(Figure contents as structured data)
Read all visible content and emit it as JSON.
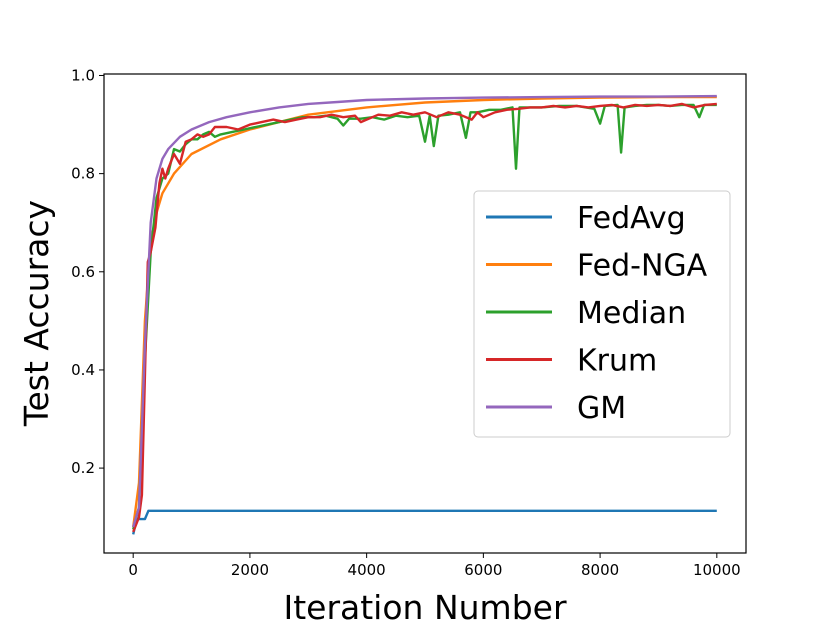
{
  "chart_data": {
    "type": "line",
    "xlabel": "Iteration Number",
    "ylabel": "Test Accuracy",
    "xlim": [
      -500,
      10500
    ],
    "ylim": [
      0.027,
      1.003
    ],
    "xticks": [
      0,
      2000,
      4000,
      6000,
      8000,
      10000
    ],
    "xtick_labels": [
      "0",
      "2000",
      "4000",
      "6000",
      "8000",
      "10000"
    ],
    "yticks": [
      0.2,
      0.4,
      0.6,
      0.8,
      1.0
    ],
    "ytick_labels": [
      "0.2",
      "0.4",
      "0.6",
      "0.8",
      "1.0"
    ],
    "grid": false,
    "legend_position": "center-right",
    "series": [
      {
        "name": "FedAvg",
        "color": "#1f77b4",
        "points": [
          [
            0,
            0.065
          ],
          [
            60,
            0.096
          ],
          [
            120,
            0.096
          ],
          [
            200,
            0.096
          ],
          [
            260,
            0.113
          ],
          [
            10000,
            0.113
          ]
        ]
      },
      {
        "name": "Fed-NGA",
        "color": "#ff7f0e",
        "points": [
          [
            0,
            0.08
          ],
          [
            100,
            0.17
          ],
          [
            200,
            0.5
          ],
          [
            300,
            0.66
          ],
          [
            400,
            0.72
          ],
          [
            500,
            0.76
          ],
          [
            700,
            0.8
          ],
          [
            1000,
            0.84
          ],
          [
            1500,
            0.87
          ],
          [
            2000,
            0.89
          ],
          [
            3000,
            0.92
          ],
          [
            4000,
            0.935
          ],
          [
            5000,
            0.945
          ],
          [
            6000,
            0.95
          ],
          [
            7000,
            0.953
          ],
          [
            8000,
            0.955
          ],
          [
            9000,
            0.956
          ],
          [
            10000,
            0.956
          ]
        ]
      },
      {
        "name": "Median",
        "color": "#2ca02c",
        "points": [
          [
            0,
            0.075
          ],
          [
            100,
            0.12
          ],
          [
            200,
            0.42
          ],
          [
            300,
            0.64
          ],
          [
            400,
            0.75
          ],
          [
            500,
            0.79
          ],
          [
            600,
            0.8
          ],
          [
            700,
            0.85
          ],
          [
            800,
            0.845
          ],
          [
            900,
            0.86
          ],
          [
            1000,
            0.87
          ],
          [
            1100,
            0.87
          ],
          [
            1200,
            0.88
          ],
          [
            1300,
            0.885
          ],
          [
            1400,
            0.875
          ],
          [
            1500,
            0.88
          ],
          [
            1700,
            0.885
          ],
          [
            1900,
            0.89
          ],
          [
            2100,
            0.895
          ],
          [
            2300,
            0.9
          ],
          [
            2500,
            0.905
          ],
          [
            2700,
            0.91
          ],
          [
            2900,
            0.915
          ],
          [
            3100,
            0.915
          ],
          [
            3300,
            0.918
          ],
          [
            3500,
            0.912
          ],
          [
            3600,
            0.898
          ],
          [
            3700,
            0.912
          ],
          [
            3900,
            0.912
          ],
          [
            4100,
            0.915
          ],
          [
            4300,
            0.91
          ],
          [
            4500,
            0.918
          ],
          [
            4700,
            0.915
          ],
          [
            4900,
            0.918
          ],
          [
            5000,
            0.865
          ],
          [
            5080,
            0.918
          ],
          [
            5150,
            0.856
          ],
          [
            5230,
            0.918
          ],
          [
            5400,
            0.92
          ],
          [
            5600,
            0.925
          ],
          [
            5700,
            0.873
          ],
          [
            5780,
            0.925
          ],
          [
            5900,
            0.925
          ],
          [
            6100,
            0.93
          ],
          [
            6300,
            0.93
          ],
          [
            6500,
            0.935
          ],
          [
            6560,
            0.81
          ],
          [
            6620,
            0.935
          ],
          [
            6800,
            0.935
          ],
          [
            7000,
            0.935
          ],
          [
            7300,
            0.938
          ],
          [
            7600,
            0.938
          ],
          [
            7900,
            0.932
          ],
          [
            8000,
            0.902
          ],
          [
            8080,
            0.938
          ],
          [
            8300,
            0.94
          ],
          [
            8360,
            0.843
          ],
          [
            8420,
            0.935
          ],
          [
            8600,
            0.938
          ],
          [
            8800,
            0.94
          ],
          [
            9000,
            0.94
          ],
          [
            9200,
            0.938
          ],
          [
            9400,
            0.94
          ],
          [
            9600,
            0.94
          ],
          [
            9700,
            0.915
          ],
          [
            9780,
            0.94
          ],
          [
            10000,
            0.94
          ]
        ]
      },
      {
        "name": "Krum",
        "color": "#d62728",
        "points": [
          [
            0,
            0.07
          ],
          [
            100,
            0.1
          ],
          [
            150,
            0.145
          ],
          [
            250,
            0.62
          ],
          [
            300,
            0.64
          ],
          [
            380,
            0.69
          ],
          [
            450,
            0.78
          ],
          [
            500,
            0.81
          ],
          [
            550,
            0.79
          ],
          [
            600,
            0.81
          ],
          [
            700,
            0.84
          ],
          [
            800,
            0.82
          ],
          [
            900,
            0.865
          ],
          [
            1000,
            0.87
          ],
          [
            1100,
            0.88
          ],
          [
            1200,
            0.875
          ],
          [
            1300,
            0.88
          ],
          [
            1400,
            0.895
          ],
          [
            1600,
            0.895
          ],
          [
            1800,
            0.89
          ],
          [
            2000,
            0.9
          ],
          [
            2200,
            0.905
          ],
          [
            2400,
            0.91
          ],
          [
            2600,
            0.905
          ],
          [
            2800,
            0.91
          ],
          [
            3000,
            0.915
          ],
          [
            3200,
            0.915
          ],
          [
            3400,
            0.92
          ],
          [
            3600,
            0.915
          ],
          [
            3800,
            0.918
          ],
          [
            3900,
            0.905
          ],
          [
            4000,
            0.91
          ],
          [
            4200,
            0.92
          ],
          [
            4400,
            0.918
          ],
          [
            4600,
            0.925
          ],
          [
            4800,
            0.92
          ],
          [
            5000,
            0.925
          ],
          [
            5200,
            0.915
          ],
          [
            5400,
            0.925
          ],
          [
            5600,
            0.92
          ],
          [
            5800,
            0.91
          ],
          [
            5900,
            0.925
          ],
          [
            6000,
            0.915
          ],
          [
            6200,
            0.925
          ],
          [
            6400,
            0.93
          ],
          [
            6600,
            0.932
          ],
          [
            6800,
            0.935
          ],
          [
            7000,
            0.935
          ],
          [
            7200,
            0.938
          ],
          [
            7400,
            0.935
          ],
          [
            7600,
            0.938
          ],
          [
            7800,
            0.935
          ],
          [
            8000,
            0.938
          ],
          [
            8200,
            0.94
          ],
          [
            8400,
            0.935
          ],
          [
            8600,
            0.94
          ],
          [
            8800,
            0.938
          ],
          [
            9000,
            0.94
          ],
          [
            9200,
            0.938
          ],
          [
            9400,
            0.942
          ],
          [
            9600,
            0.935
          ],
          [
            9800,
            0.94
          ],
          [
            10000,
            0.942
          ]
        ]
      },
      {
        "name": "GM",
        "color": "#9467bd",
        "points": [
          [
            0,
            0.08
          ],
          [
            100,
            0.12
          ],
          [
            200,
            0.45
          ],
          [
            300,
            0.7
          ],
          [
            400,
            0.79
          ],
          [
            500,
            0.83
          ],
          [
            600,
            0.85
          ],
          [
            800,
            0.875
          ],
          [
            1000,
            0.89
          ],
          [
            1300,
            0.905
          ],
          [
            1600,
            0.915
          ],
          [
            2000,
            0.925
          ],
          [
            2500,
            0.935
          ],
          [
            3000,
            0.942
          ],
          [
            3500,
            0.946
          ],
          [
            4000,
            0.95
          ],
          [
            5000,
            0.953
          ],
          [
            6000,
            0.955
          ],
          [
            7000,
            0.956
          ],
          [
            8000,
            0.957
          ],
          [
            9000,
            0.957
          ],
          [
            10000,
            0.958
          ]
        ]
      }
    ]
  }
}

— Short problem —
Do not copy the pictures, but repeat every line exactly.

— Reply —
Read all visible content and emit it as JSON.
{
  "chart_data": {
    "type": "line",
    "xlabel": "Iteration Number",
    "ylabel": "Test Accuracy",
    "xlim": [
      -500,
      10500
    ],
    "ylim": [
      0.027,
      1.003
    ],
    "xticks": [
      0,
      2000,
      4000,
      6000,
      8000,
      10000
    ],
    "xtick_labels": [
      "0",
      "2000",
      "4000",
      "6000",
      "8000",
      "10000"
    ],
    "yticks": [
      0.2,
      0.4,
      0.6,
      0.8,
      1.0
    ],
    "ytick_labels": [
      "0.2",
      "0.4",
      "0.6",
      "0.8",
      "1.0"
    ],
    "grid": false,
    "legend_position": "center-right",
    "series": [
      {
        "name": "FedAvg",
        "color": "#1f77b4",
        "points": [
          [
            0,
            0.065
          ],
          [
            60,
            0.096
          ],
          [
            120,
            0.096
          ],
          [
            200,
            0.096
          ],
          [
            260,
            0.113
          ],
          [
            10000,
            0.113
          ]
        ]
      },
      {
        "name": "Fed-NGA",
        "color": "#ff7f0e",
        "points": [
          [
            0,
            0.08
          ],
          [
            100,
            0.17
          ],
          [
            200,
            0.5
          ],
          [
            300,
            0.66
          ],
          [
            400,
            0.72
          ],
          [
            500,
            0.76
          ],
          [
            700,
            0.8
          ],
          [
            1000,
            0.84
          ],
          [
            1500,
            0.87
          ],
          [
            2000,
            0.89
          ],
          [
            3000,
            0.92
          ],
          [
            4000,
            0.935
          ],
          [
            5000,
            0.945
          ],
          [
            6000,
            0.95
          ],
          [
            7000,
            0.953
          ],
          [
            8000,
            0.955
          ],
          [
            9000,
            0.956
          ],
          [
            10000,
            0.956
          ]
        ]
      },
      {
        "name": "Median",
        "color": "#2ca02c",
        "points": [
          [
            0,
            0.075
          ],
          [
            100,
            0.12
          ],
          [
            200,
            0.42
          ],
          [
            300,
            0.64
          ],
          [
            400,
            0.75
          ],
          [
            500,
            0.79
          ],
          [
            600,
            0.8
          ],
          [
            700,
            0.85
          ],
          [
            800,
            0.845
          ],
          [
            900,
            0.86
          ],
          [
            1000,
            0.87
          ],
          [
            1100,
            0.87
          ],
          [
            1200,
            0.88
          ],
          [
            1300,
            0.885
          ],
          [
            1400,
            0.875
          ],
          [
            1500,
            0.88
          ],
          [
            1700,
            0.885
          ],
          [
            1900,
            0.89
          ],
          [
            2100,
            0.895
          ],
          [
            2300,
            0.9
          ],
          [
            2500,
            0.905
          ],
          [
            2700,
            0.91
          ],
          [
            2900,
            0.915
          ],
          [
            3100,
            0.915
          ],
          [
            3300,
            0.918
          ],
          [
            3500,
            0.912
          ],
          [
            3600,
            0.898
          ],
          [
            3700,
            0.912
          ],
          [
            3900,
            0.912
          ],
          [
            4100,
            0.915
          ],
          [
            4300,
            0.91
          ],
          [
            4500,
            0.918
          ],
          [
            4700,
            0.915
          ],
          [
            4900,
            0.918
          ],
          [
            5000,
            0.865
          ],
          [
            5080,
            0.918
          ],
          [
            5150,
            0.856
          ],
          [
            5230,
            0.918
          ],
          [
            5400,
            0.92
          ],
          [
            5600,
            0.925
          ],
          [
            5700,
            0.873
          ],
          [
            5780,
            0.925
          ],
          [
            5900,
            0.925
          ],
          [
            6100,
            0.93
          ],
          [
            6300,
            0.93
          ],
          [
            6500,
            0.935
          ],
          [
            6560,
            0.81
          ],
          [
            6620,
            0.935
          ],
          [
            6800,
            0.935
          ],
          [
            7000,
            0.935
          ],
          [
            7300,
            0.938
          ],
          [
            7600,
            0.938
          ],
          [
            7900,
            0.932
          ],
          [
            8000,
            0.902
          ],
          [
            8080,
            0.938
          ],
          [
            8300,
            0.94
          ],
          [
            8360,
            0.843
          ],
          [
            8420,
            0.935
          ],
          [
            8600,
            0.938
          ],
          [
            8800,
            0.94
          ],
          [
            9000,
            0.94
          ],
          [
            9200,
            0.938
          ],
          [
            9400,
            0.94
          ],
          [
            9600,
            0.94
          ],
          [
            9700,
            0.915
          ],
          [
            9780,
            0.94
          ],
          [
            10000,
            0.94
          ]
        ]
      },
      {
        "name": "Krum",
        "color": "#d62728",
        "points": [
          [
            0,
            0.07
          ],
          [
            100,
            0.1
          ],
          [
            150,
            0.145
          ],
          [
            250,
            0.62
          ],
          [
            300,
            0.64
          ],
          [
            380,
            0.69
          ],
          [
            450,
            0.78
          ],
          [
            500,
            0.81
          ],
          [
            550,
            0.79
          ],
          [
            600,
            0.81
          ],
          [
            700,
            0.84
          ],
          [
            800,
            0.82
          ],
          [
            900,
            0.865
          ],
          [
            1000,
            0.87
          ],
          [
            1100,
            0.88
          ],
          [
            1200,
            0.875
          ],
          [
            1300,
            0.88
          ],
          [
            1400,
            0.895
          ],
          [
            1600,
            0.895
          ],
          [
            1800,
            0.89
          ],
          [
            2000,
            0.9
          ],
          [
            2200,
            0.905
          ],
          [
            2400,
            0.91
          ],
          [
            2600,
            0.905
          ],
          [
            2800,
            0.91
          ],
          [
            3000,
            0.915
          ],
          [
            3200,
            0.915
          ],
          [
            3400,
            0.92
          ],
          [
            3600,
            0.915
          ],
          [
            3800,
            0.918
          ],
          [
            3900,
            0.905
          ],
          [
            4000,
            0.91
          ],
          [
            4200,
            0.92
          ],
          [
            4400,
            0.918
          ],
          [
            4600,
            0.925
          ],
          [
            4800,
            0.92
          ],
          [
            5000,
            0.925
          ],
          [
            5200,
            0.915
          ],
          [
            5400,
            0.925
          ],
          [
            5600,
            0.92
          ],
          [
            5800,
            0.91
          ],
          [
            5900,
            0.925
          ],
          [
            6000,
            0.915
          ],
          [
            6200,
            0.925
          ],
          [
            6400,
            0.93
          ],
          [
            6600,
            0.932
          ],
          [
            6800,
            0.935
          ],
          [
            7000,
            0.935
          ],
          [
            7200,
            0.938
          ],
          [
            7400,
            0.935
          ],
          [
            7600,
            0.938
          ],
          [
            7800,
            0.935
          ],
          [
            8000,
            0.938
          ],
          [
            8200,
            0.94
          ],
          [
            8400,
            0.935
          ],
          [
            8600,
            0.94
          ],
          [
            8800,
            0.938
          ],
          [
            9000,
            0.94
          ],
          [
            9200,
            0.938
          ],
          [
            9400,
            0.942
          ],
          [
            9600,
            0.935
          ],
          [
            9800,
            0.94
          ],
          [
            10000,
            0.942
          ]
        ]
      },
      {
        "name": "GM",
        "color": "#9467bd",
        "points": [
          [
            0,
            0.08
          ],
          [
            100,
            0.12
          ],
          [
            200,
            0.45
          ],
          [
            300,
            0.7
          ],
          [
            400,
            0.79
          ],
          [
            500,
            0.83
          ],
          [
            600,
            0.85
          ],
          [
            800,
            0.875
          ],
          [
            1000,
            0.89
          ],
          [
            1300,
            0.905
          ],
          [
            1600,
            0.915
          ],
          [
            2000,
            0.925
          ],
          [
            2500,
            0.935
          ],
          [
            3000,
            0.942
          ],
          [
            3500,
            0.946
          ],
          [
            4000,
            0.95
          ],
          [
            5000,
            0.953
          ],
          [
            6000,
            0.955
          ],
          [
            7000,
            0.956
          ],
          [
            8000,
            0.957
          ],
          [
            9000,
            0.957
          ],
          [
            10000,
            0.958
          ]
        ]
      }
    ]
  }
}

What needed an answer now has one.